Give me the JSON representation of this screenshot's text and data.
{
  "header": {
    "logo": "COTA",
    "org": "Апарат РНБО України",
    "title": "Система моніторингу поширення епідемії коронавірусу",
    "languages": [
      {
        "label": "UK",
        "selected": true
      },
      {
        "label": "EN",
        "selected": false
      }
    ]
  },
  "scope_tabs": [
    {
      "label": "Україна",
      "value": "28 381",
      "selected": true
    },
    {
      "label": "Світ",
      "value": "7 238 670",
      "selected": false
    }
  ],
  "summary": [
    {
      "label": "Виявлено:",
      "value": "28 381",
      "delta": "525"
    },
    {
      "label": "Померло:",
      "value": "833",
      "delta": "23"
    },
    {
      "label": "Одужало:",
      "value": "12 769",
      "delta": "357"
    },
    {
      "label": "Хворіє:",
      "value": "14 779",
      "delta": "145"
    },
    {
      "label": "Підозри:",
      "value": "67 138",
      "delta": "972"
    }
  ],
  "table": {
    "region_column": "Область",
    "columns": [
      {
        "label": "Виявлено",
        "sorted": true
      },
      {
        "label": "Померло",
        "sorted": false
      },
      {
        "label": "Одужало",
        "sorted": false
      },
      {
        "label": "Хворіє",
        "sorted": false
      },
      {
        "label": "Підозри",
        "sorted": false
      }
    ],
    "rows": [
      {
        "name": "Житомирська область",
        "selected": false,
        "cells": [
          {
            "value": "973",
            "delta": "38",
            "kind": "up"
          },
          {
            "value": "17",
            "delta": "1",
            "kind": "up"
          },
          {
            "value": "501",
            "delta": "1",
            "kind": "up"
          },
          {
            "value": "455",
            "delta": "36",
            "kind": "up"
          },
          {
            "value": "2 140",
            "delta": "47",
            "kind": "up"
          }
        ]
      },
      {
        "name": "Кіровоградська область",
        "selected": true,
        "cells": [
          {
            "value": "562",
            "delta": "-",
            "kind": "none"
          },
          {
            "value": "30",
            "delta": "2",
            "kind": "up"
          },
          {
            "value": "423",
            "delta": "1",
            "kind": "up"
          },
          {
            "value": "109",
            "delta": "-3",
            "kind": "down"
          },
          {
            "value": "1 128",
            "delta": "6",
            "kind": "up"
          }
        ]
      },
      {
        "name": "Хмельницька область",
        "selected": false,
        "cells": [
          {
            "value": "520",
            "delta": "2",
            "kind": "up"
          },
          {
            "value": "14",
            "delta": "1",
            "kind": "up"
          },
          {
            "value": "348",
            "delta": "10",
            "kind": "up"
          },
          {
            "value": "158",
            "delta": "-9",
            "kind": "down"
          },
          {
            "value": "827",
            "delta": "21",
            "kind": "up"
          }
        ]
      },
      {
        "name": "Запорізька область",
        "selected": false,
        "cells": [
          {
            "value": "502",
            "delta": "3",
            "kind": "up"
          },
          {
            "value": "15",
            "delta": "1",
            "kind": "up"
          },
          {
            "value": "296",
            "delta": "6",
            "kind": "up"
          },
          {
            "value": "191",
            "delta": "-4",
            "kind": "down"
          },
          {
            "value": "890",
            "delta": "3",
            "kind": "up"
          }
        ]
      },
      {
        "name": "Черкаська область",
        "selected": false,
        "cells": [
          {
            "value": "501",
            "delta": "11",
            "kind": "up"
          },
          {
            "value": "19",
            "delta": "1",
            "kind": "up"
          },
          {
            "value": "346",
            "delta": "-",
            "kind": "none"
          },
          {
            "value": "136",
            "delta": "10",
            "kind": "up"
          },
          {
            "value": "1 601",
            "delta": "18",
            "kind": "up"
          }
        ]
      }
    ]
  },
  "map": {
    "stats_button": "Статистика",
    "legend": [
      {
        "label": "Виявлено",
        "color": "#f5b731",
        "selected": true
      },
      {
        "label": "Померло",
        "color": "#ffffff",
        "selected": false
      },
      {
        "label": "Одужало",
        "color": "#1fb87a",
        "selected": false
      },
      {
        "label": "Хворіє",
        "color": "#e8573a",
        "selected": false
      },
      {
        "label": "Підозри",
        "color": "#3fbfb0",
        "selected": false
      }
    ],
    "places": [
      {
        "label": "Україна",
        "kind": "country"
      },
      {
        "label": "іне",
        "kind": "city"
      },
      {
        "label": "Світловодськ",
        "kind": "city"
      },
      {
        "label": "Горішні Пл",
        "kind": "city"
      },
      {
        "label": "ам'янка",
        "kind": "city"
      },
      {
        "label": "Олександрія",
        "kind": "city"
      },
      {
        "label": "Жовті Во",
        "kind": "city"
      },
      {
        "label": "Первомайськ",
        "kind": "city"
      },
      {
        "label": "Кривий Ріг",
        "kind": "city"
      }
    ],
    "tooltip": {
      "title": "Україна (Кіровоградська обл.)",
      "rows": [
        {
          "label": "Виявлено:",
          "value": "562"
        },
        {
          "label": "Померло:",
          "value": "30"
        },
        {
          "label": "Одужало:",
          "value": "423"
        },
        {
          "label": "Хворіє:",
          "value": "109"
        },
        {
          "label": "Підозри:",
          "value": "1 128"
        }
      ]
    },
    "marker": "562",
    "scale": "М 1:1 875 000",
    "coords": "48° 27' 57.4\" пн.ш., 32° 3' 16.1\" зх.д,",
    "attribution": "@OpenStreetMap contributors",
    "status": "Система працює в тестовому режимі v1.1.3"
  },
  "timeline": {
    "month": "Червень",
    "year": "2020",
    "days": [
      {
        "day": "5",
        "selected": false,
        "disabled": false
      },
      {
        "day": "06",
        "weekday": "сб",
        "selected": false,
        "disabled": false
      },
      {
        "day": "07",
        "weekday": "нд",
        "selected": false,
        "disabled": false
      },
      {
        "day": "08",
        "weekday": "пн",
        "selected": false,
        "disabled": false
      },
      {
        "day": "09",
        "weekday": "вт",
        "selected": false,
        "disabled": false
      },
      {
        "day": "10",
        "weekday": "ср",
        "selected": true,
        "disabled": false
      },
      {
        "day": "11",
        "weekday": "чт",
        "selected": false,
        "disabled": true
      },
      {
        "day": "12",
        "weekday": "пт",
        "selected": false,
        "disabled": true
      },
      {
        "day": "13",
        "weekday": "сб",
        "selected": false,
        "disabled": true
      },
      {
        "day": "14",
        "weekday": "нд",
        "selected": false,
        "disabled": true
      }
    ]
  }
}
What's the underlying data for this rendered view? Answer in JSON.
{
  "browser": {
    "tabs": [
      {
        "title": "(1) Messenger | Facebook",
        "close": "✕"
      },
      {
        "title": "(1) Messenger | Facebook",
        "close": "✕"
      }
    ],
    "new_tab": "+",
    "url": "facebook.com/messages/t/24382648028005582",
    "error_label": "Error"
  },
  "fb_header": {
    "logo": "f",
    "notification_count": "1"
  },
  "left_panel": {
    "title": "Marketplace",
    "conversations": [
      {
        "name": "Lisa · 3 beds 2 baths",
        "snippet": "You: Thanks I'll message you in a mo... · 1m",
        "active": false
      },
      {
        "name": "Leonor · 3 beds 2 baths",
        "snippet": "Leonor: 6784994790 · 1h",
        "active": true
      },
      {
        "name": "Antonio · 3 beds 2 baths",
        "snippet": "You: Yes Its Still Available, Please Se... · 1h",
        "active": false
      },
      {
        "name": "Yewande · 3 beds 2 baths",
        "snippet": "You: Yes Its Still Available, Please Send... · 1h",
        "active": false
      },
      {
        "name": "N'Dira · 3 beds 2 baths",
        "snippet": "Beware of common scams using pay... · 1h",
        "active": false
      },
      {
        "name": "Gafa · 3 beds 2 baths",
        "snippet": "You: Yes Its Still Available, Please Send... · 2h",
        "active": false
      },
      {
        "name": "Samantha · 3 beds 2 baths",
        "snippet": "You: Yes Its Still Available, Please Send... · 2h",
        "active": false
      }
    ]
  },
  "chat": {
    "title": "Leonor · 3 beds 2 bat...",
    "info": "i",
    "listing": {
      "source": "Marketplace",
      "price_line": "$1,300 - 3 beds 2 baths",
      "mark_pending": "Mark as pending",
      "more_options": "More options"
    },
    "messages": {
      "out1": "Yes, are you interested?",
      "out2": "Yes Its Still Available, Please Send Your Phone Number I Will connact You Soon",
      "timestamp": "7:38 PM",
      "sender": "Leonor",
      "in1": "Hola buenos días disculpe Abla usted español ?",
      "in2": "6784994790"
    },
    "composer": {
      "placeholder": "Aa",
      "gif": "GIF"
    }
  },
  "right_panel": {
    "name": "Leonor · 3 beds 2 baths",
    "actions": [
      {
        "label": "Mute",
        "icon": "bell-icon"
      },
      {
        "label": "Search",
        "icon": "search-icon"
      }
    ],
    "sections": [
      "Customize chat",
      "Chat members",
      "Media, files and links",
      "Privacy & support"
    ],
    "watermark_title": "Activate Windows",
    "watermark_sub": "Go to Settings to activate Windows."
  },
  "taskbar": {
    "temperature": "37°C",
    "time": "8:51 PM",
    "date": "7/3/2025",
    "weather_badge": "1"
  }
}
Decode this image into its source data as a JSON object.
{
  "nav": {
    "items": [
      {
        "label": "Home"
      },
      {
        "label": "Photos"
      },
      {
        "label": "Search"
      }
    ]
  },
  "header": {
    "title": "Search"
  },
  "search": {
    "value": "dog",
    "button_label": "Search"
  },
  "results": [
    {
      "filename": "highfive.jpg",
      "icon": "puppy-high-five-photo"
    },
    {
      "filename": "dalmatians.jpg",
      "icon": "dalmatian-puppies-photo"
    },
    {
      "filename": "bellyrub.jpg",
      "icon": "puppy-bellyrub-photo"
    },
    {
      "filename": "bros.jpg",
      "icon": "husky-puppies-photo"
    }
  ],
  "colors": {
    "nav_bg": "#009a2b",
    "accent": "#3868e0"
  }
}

* **Given instruction**:
From the records above, report the count of lines containing "data" and nothing more.

* **Answer**:
3